▶ [INSTRUCTION] Give the stretch of the data from its first line through the line containing "share-icon: [482, 600, 501, 619]", that line included, as a JSON list of strings with one string per line and blank lines left out.
═══
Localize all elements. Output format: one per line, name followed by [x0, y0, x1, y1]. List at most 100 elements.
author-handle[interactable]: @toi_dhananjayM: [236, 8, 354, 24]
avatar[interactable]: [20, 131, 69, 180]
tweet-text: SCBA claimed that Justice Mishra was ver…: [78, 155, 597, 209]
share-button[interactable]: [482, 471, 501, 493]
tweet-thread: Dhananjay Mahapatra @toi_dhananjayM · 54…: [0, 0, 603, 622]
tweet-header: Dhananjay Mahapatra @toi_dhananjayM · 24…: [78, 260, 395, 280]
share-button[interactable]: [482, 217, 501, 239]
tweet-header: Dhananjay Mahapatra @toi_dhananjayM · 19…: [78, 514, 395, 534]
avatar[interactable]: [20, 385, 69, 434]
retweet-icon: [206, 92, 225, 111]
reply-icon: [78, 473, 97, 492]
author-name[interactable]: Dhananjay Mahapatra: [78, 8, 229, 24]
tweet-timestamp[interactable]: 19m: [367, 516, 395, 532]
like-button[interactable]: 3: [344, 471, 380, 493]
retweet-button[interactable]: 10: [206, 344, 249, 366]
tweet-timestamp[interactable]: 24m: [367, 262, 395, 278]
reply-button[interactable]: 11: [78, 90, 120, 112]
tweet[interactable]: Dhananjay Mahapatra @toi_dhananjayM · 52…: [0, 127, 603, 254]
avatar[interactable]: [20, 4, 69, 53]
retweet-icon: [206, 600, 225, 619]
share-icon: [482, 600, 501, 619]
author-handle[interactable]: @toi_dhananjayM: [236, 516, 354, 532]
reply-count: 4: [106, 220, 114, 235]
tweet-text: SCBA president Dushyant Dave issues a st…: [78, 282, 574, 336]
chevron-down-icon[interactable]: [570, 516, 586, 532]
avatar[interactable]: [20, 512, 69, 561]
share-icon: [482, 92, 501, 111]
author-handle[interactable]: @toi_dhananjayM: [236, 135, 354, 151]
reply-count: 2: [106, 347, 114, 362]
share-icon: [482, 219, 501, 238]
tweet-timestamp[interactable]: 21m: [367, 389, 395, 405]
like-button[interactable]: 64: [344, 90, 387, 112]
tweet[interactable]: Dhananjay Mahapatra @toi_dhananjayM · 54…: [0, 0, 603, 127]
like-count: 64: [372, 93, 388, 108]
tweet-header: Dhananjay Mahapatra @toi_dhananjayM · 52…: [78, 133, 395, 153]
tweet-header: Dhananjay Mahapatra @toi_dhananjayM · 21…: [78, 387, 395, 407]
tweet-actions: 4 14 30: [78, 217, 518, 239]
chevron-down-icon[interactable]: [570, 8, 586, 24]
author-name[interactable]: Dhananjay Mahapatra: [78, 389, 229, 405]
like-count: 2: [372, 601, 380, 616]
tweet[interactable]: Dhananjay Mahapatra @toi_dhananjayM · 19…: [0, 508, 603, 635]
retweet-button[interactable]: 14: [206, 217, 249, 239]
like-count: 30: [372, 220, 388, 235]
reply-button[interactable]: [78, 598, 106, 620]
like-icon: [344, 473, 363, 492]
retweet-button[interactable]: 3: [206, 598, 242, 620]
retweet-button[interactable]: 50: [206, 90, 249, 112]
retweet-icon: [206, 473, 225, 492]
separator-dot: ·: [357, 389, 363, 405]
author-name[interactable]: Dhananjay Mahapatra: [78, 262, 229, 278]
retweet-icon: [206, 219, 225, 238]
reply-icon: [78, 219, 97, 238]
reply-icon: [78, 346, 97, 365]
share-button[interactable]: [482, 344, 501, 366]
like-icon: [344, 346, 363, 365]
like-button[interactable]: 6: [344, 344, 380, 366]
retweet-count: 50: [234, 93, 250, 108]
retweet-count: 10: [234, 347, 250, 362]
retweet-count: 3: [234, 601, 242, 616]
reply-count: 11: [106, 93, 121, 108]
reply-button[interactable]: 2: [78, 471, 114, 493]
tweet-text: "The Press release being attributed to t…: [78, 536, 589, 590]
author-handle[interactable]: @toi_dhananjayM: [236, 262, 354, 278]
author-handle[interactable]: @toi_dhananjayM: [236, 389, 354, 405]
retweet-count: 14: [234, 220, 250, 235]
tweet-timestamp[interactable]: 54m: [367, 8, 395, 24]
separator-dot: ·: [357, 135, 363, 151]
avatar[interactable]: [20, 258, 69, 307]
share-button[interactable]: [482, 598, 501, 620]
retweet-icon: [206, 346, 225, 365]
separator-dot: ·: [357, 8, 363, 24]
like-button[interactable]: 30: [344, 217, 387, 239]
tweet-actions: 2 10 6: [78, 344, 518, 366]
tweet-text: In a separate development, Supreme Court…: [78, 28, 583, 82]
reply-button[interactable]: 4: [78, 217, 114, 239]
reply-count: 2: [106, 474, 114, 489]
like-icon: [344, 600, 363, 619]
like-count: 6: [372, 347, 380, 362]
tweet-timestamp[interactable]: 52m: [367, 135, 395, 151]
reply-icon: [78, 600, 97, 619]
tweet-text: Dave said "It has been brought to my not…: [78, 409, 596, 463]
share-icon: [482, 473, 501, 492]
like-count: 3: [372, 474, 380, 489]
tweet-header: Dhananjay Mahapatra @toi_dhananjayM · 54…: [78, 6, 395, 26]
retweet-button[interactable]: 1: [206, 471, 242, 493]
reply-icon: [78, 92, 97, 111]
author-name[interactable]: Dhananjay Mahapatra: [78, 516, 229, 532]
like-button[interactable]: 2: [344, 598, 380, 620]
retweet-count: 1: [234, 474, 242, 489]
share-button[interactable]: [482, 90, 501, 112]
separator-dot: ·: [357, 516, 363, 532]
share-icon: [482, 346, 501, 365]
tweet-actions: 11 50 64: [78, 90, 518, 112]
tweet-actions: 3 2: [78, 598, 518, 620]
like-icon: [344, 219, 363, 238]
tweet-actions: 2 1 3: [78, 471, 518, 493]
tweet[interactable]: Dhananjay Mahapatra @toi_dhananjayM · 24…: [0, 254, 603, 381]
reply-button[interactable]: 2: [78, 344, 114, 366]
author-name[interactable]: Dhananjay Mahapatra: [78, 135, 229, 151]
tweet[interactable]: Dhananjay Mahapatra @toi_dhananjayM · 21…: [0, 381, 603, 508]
═══
▶ [ANSWER TO THIS PROBLEM]
[
  "Localize all elements. Output format: one per line, name followed by [x0, y0, x1, y1]. List at most 100 elements.",
  "author-handle[interactable]: @toi_dhananjayM: [236, 8, 354, 24]",
  "avatar[interactable]: [20, 131, 69, 180]",
  "tweet-text: SCBA claimed that Justice Mishra was ver…: [78, 155, 597, 209]",
  "share-button[interactable]: [482, 471, 501, 493]",
  "tweet-thread: Dhananjay Mahapatra @toi_dhananjayM · 54…: [0, 0, 603, 622]",
  "tweet-header: Dhananjay Mahapatra @toi_dhananjayM · 24…: [78, 260, 395, 280]",
  "share-button[interactable]: [482, 217, 501, 239]",
  "tweet-header: Dhananjay Mahapatra @toi_dhananjayM · 19…: [78, 514, 395, 534]",
  "avatar[interactable]: [20, 385, 69, 434]",
  "retweet-icon: [206, 92, 225, 111]",
  "reply-icon: [78, 473, 97, 492]",
  "author-name[interactable]: Dhananjay Mahapatra: [78, 8, 229, 24]",
  "tweet-timestamp[interactable]: 19m: [367, 516, 395, 532]",
  "like-button[interactable]: 3: [344, 471, 380, 493]",
  "retweet-button[interactable]: 10: [206, 344, 249, 366]",
  "tweet-timestamp[interactable]: 24m: [367, 262, 395, 278]",
  "reply-button[interactable]: 11: [78, 90, 120, 112]",
  "tweet[interactable]: Dhananjay Mahapatra @toi_dhananjayM · 52…: [0, 127, 603, 254]",
  "avatar[interactable]: [20, 4, 69, 53]",
  "retweet-icon: [206, 600, 225, 619]",
  "share-icon: [482, 600, 501, 619]"
]